> [TASK TO CARRY OUT]: Give, as a bare number, the count of lines that contain the word "with".

===== DATA SHOWN

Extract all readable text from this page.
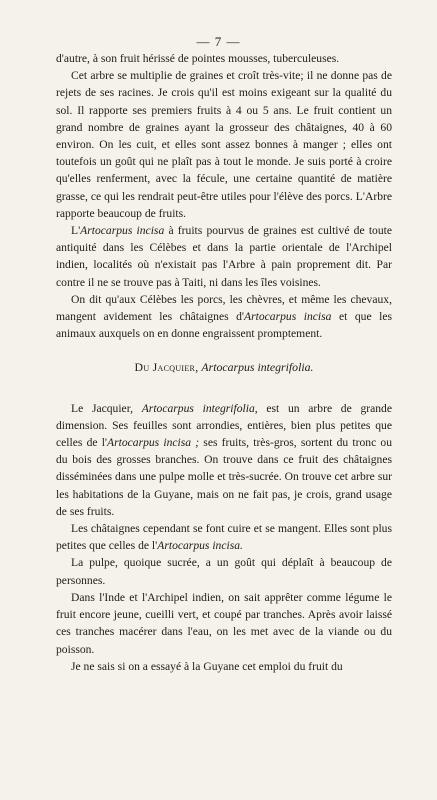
— 7 —

d'autre, à son fruit hérissé de pointes mousses, tuberculeuses.

Cet arbre se multiplie de graines et croît très-vite; il ne donne pas de rejets de ses racines. Je crois qu'il est moins exigeant sur la qualité du sol. Il rapporte ses premiers fruits à 4 ou 5 ans. Le fruit contient un grand nombre de graines ayant la grosseur des châtaignes, 40 à 60 environ. On les cuit, et elles sont assez bonnes à manger ; elles ont toutefois un goût qui ne plaît pas à tout le monde. Je suis porté à croire qu'elles renferment, avec la fécule, une certaine quantité de matière grasse, ce qui les rendrait peut-être utiles pour l'élève des porcs. L'Arbre rapporte beaucoup de fruits.

L'Artocarpus incisa à fruits pourvus de graines est cultivé de toute antiquité dans les Célèbes et dans la partie orientale de l'Archipel indien, localités où n'existait pas l'Arbre à pain proprement dit. Par contre il ne se trouve pas à Taiti, ni dans les îles voisines.

On dit qu'aux Célèbes les porcs, les chèvres, et même les chevaux, mangent avidement les châtaignes d'Artocarpus incisa et que les animaux auxquels on en donne engraissent promptement.

Du Jacquier, Artocarpus integrifolia.

Le Jacquier, Artocarpus integrifolia, est un arbre de grande dimension. Ses feuilles sont arrondies, entières, bien plus petites que celles de l'Artocarpus incisa ; ses fruits, très-gros, sortent du tronc ou du bois des grosses branches. On trouve dans ce fruit des châtaignes disséminées dans une pulpe molle et très-sucrée. On trouve cet arbre sur les habitations de la Guyane, mais on ne fait pas, je crois, grand usage de ses fruits.

Les châtaignes cependant se font cuire et se mangent. Elles sont plus petites que celles de l'Artocarpus incisa.

La pulpe, quoique sucrée, a un goût qui déplaît à beaucoup de personnes.

Dans l'Inde et l'Archipel indien, on sait apprêter comme légume le fruit encore jeune, cueilli vert, et coupé par tranches. Après avoir laissé ces tranches macérer dans l'eau, on les met avec de la viande ou du poisson.

Je ne sais si on a essayé à la Guyane cet emploi du fruit du
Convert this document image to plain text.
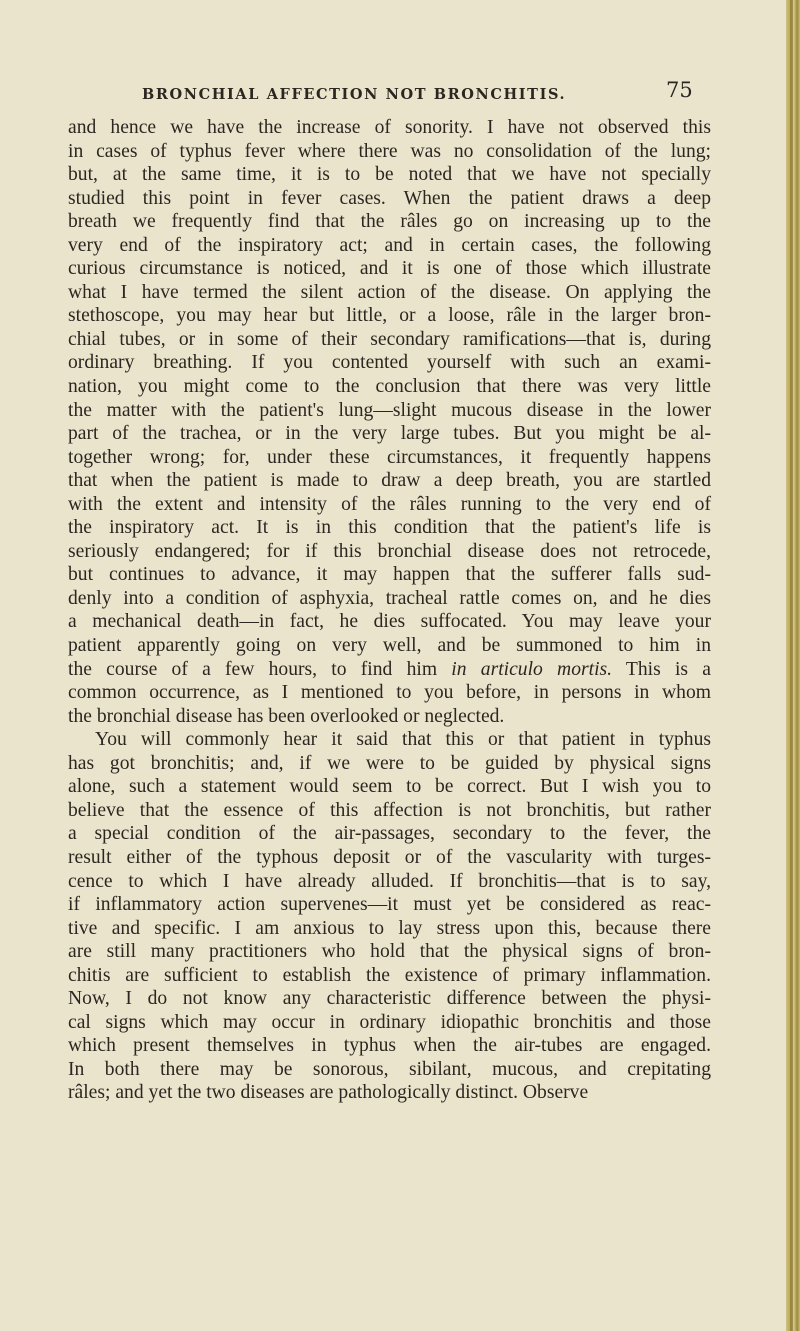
BRONCHIAL AFFECTION NOT BRONCHITIS.	75
and hence we have the increase of sonority. I have not observed this
in cases of typhus fever where there was no consolidation of the lung;
but, at the same time, it is to be noted that we have not specially
studied this point in fever cases. When the patient draws a deep
breath we frequently find that the râles go on increasing up to the
very end of the inspiratory act; and in certain cases, the following
curious circumstance is noticed, and it is one of those which illustrate
what I have termed the silent action of the disease. On applying the
stethoscope, you may hear but little, or a loose, râle in the larger bron-
chial tubes, or in some of their secondary ramifications—that is, during
ordinary breathing. If you contented yourself with such an exami-
nation, you might come to the conclusion that there was very little
the matter with the patient's lung—slight mucous disease in the lower
part of the trachea, or in the very large tubes. But you might be al-
together wrong; for, under these circumstances, it frequently happens
that when the patient is made to draw a deep breath, you are startled
with the extent and intensity of the râles running to the very end of
the inspiratory act. It is in this condition that the patient's life is
seriously endangered; for if this bronchial disease does not retrocede,
but continues to advance, it may happen that the sufferer falls sud-
denly into a condition of asphyxia, tracheal rattle comes on, and he dies
a mechanical death—in fact, he dies suffocated. You may leave your
patient apparently going on very well, and be summoned to him in
the course of a few hours, to find him in articulo mortis. This is a
common occurrence, as I mentioned to you before, in persons in whom
the bronchial disease has been overlooked or neglected.
You will commonly hear it said that this or that patient in typhus
has got bronchitis; and, if we were to be guided by physical signs
alone, such a statement would seem to be correct. But I wish you to
believe that the essence of this affection is not bronchitis, but rather
a special condition of the air-passages, secondary to the fever, the
result either of the typhous deposit or of the vascularity with turges-
cence to which I have already alluded. If bronchitis—that is to say,
if inflammatory action supervenes—it must yet be considered as reac-
tive and specific. I am anxious to lay stress upon this, because there
are still many practitioners who hold that the physical signs of bron-
chitis are sufficient to establish the existence of primary inflammation.
Now, I do not know any characteristic difference between the physi-
cal signs which may occur in ordinary idiopathic bronchitis and those
which present themselves in typhus when the air-tubes are engaged.
In both there may be sonorous, sibilant, mucous, and crepitating
râles; and yet the two diseases are pathologically distinct. Observe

==========

> [FINAL RESULT]: 4